## [Instructions to follow]
Copy the material verbatim, starting at the line that contains "Text: CH₃: CH₃ — [214, 31, 232, 40]" and stopping after the line that contains "Text: H: H — [214, 165, 222, 175]".
..............................
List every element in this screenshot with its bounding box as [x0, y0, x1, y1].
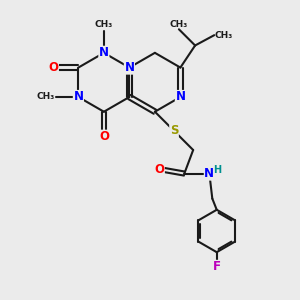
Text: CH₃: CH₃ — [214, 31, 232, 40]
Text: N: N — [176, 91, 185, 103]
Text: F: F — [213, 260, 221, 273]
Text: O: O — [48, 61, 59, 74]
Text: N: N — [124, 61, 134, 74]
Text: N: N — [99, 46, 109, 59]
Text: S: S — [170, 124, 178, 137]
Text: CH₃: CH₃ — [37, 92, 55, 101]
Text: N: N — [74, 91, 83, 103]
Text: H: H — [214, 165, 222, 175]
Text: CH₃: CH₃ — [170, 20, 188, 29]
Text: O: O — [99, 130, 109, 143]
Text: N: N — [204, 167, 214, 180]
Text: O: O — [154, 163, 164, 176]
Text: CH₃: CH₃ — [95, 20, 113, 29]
..............................
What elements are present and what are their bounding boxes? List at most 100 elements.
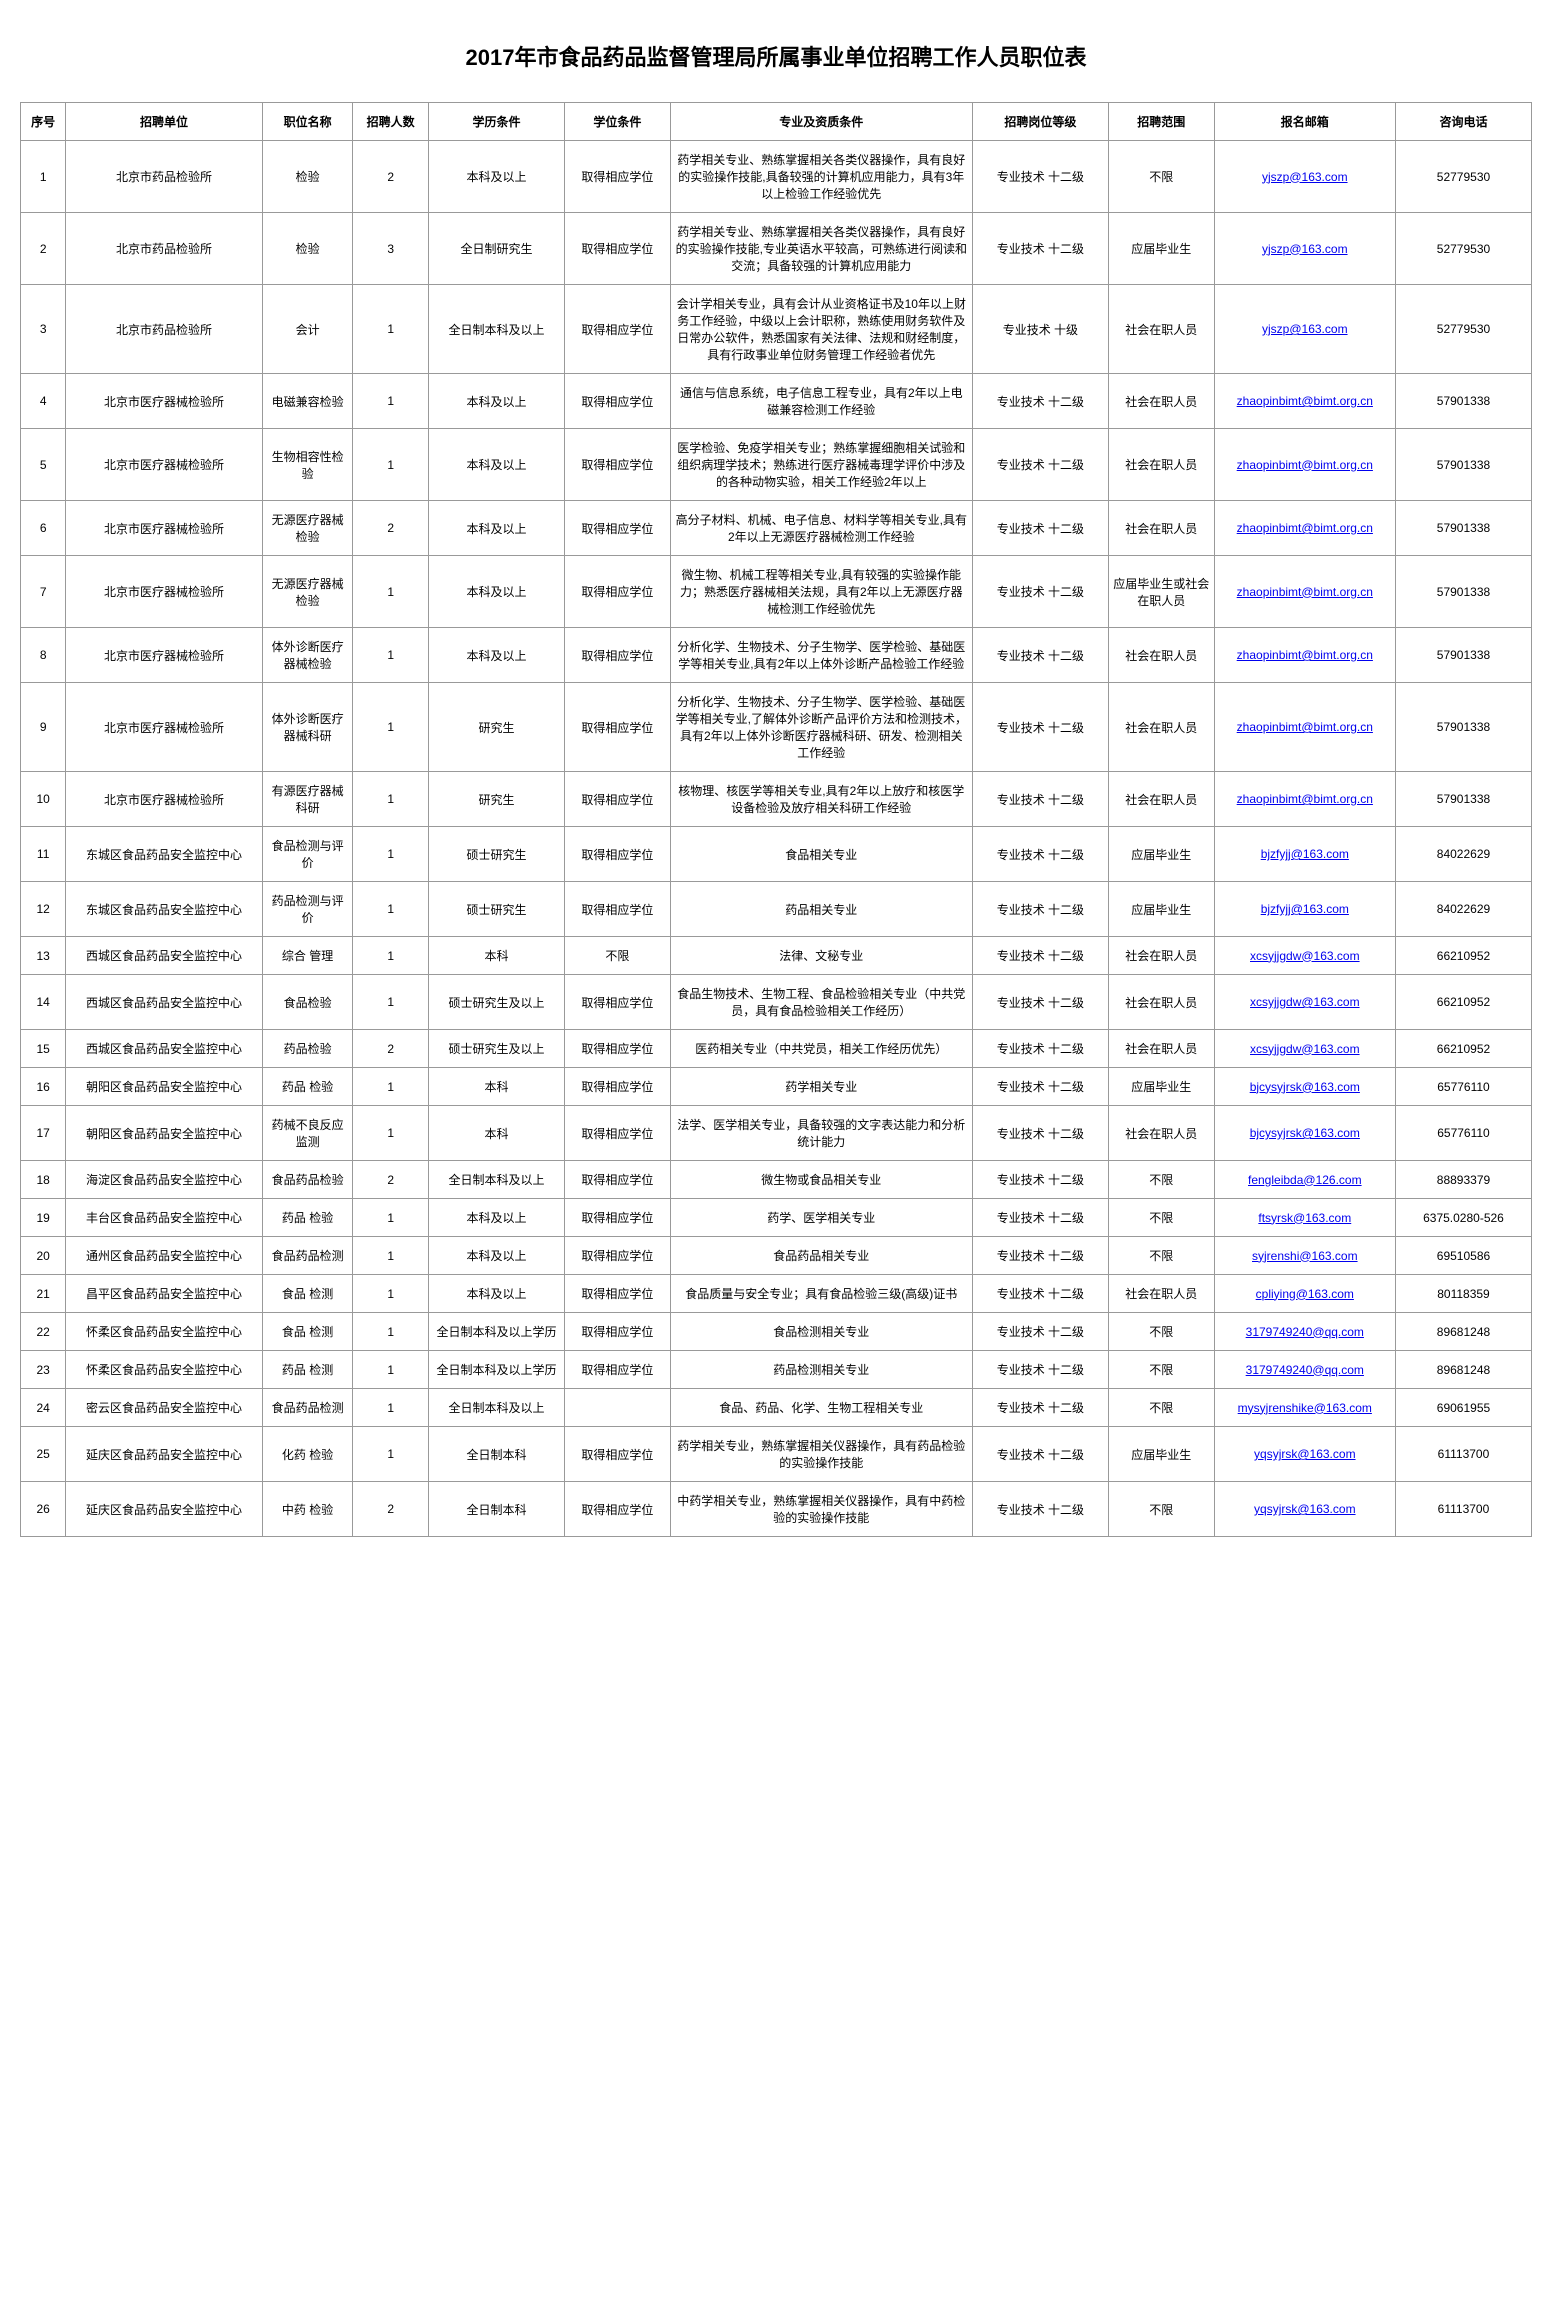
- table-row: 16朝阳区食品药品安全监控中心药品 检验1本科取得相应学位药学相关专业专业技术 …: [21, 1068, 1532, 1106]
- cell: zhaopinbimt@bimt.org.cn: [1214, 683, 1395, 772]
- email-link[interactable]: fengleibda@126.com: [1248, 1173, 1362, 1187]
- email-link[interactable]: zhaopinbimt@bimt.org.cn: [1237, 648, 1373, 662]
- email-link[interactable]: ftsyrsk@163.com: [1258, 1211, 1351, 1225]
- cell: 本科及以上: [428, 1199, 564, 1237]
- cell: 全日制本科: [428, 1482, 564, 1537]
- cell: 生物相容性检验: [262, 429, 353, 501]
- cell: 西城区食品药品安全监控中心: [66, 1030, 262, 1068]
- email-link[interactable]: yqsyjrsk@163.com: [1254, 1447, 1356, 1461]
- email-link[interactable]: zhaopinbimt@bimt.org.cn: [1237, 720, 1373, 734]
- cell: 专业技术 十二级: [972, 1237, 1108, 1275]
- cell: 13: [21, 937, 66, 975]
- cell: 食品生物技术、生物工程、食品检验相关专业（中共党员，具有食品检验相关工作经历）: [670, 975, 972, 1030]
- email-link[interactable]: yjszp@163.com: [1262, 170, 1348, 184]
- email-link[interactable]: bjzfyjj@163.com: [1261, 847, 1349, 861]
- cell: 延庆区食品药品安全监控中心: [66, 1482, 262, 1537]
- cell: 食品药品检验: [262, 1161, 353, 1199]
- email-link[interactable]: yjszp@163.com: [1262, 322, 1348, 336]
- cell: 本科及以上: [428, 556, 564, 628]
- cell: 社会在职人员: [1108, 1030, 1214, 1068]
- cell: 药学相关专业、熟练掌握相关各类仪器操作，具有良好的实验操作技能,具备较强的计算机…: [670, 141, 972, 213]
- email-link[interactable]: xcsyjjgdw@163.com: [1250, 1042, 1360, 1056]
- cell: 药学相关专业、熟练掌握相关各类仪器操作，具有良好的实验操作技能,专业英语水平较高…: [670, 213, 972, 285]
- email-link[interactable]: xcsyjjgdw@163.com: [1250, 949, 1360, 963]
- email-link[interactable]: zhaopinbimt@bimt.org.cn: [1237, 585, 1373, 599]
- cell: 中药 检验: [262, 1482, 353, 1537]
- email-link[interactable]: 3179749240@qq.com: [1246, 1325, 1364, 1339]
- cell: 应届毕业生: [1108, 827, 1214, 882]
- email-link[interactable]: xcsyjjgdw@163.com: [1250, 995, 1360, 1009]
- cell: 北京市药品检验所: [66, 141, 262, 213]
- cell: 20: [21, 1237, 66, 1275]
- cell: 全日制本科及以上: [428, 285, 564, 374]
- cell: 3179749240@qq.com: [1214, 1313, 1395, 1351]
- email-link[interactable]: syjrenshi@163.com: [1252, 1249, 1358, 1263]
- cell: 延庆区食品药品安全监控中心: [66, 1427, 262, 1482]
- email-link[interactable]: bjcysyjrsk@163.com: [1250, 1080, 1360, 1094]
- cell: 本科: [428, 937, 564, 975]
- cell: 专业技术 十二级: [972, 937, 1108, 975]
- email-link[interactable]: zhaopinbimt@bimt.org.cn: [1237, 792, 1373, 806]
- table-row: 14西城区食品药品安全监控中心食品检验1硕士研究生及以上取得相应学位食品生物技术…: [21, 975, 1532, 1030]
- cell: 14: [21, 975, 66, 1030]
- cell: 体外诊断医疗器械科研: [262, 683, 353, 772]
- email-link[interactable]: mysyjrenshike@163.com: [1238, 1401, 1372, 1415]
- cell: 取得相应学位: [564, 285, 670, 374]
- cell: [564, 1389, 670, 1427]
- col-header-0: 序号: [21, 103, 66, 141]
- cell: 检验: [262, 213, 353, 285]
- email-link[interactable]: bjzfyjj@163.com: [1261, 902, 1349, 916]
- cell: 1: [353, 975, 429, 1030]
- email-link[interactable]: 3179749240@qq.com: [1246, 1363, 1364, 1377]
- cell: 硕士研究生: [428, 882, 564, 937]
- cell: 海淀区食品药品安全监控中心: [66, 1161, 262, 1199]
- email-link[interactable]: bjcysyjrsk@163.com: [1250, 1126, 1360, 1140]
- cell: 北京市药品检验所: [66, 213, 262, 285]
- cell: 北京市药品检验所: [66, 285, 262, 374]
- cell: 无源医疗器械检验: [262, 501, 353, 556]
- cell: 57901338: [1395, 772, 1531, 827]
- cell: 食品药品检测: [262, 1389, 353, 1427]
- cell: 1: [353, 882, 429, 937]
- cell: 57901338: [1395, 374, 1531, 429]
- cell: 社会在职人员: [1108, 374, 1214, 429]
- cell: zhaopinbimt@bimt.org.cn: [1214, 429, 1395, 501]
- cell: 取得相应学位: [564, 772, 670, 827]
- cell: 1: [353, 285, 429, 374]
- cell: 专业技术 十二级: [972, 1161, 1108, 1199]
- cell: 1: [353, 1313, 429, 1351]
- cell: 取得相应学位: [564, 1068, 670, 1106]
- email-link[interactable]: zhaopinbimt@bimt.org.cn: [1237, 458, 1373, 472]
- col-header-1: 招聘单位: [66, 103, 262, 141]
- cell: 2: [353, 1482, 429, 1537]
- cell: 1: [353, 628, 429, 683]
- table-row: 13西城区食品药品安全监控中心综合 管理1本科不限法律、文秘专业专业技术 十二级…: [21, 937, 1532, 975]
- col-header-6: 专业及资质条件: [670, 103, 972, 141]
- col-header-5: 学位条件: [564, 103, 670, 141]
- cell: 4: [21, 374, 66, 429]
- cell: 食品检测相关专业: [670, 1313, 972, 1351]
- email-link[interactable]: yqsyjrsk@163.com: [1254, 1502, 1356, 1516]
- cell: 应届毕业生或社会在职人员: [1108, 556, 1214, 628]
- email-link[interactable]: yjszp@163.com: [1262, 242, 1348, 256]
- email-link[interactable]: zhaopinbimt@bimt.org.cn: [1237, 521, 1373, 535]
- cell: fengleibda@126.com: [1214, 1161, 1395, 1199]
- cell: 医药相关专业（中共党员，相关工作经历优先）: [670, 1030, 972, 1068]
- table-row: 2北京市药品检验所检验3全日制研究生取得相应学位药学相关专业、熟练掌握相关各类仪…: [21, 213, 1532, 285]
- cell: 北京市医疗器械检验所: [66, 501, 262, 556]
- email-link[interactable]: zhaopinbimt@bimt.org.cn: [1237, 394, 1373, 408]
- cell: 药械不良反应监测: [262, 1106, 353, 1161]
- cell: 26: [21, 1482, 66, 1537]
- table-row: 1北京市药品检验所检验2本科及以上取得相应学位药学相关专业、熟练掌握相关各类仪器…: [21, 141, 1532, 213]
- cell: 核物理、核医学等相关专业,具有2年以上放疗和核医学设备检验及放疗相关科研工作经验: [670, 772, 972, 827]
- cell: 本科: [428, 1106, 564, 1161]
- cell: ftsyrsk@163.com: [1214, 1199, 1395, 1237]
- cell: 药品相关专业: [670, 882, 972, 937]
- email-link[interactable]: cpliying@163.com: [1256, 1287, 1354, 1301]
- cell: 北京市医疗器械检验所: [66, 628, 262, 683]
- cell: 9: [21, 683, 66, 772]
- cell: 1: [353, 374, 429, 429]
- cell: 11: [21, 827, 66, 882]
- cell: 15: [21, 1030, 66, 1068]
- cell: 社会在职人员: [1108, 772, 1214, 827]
..............................
## [Task output]
Text: CH₃: CH₃ — [214, 31, 232, 40]
Text: N: N — [176, 91, 185, 103]
Text: F: F — [213, 260, 221, 273]
Text: O: O — [48, 61, 59, 74]
Text: N: N — [124, 61, 134, 74]
Text: N: N — [99, 46, 109, 59]
Text: S: S — [170, 124, 178, 137]
Text: CH₃: CH₃ — [37, 92, 55, 101]
Text: N: N — [74, 91, 83, 103]
Text: H: H — [214, 165, 222, 175]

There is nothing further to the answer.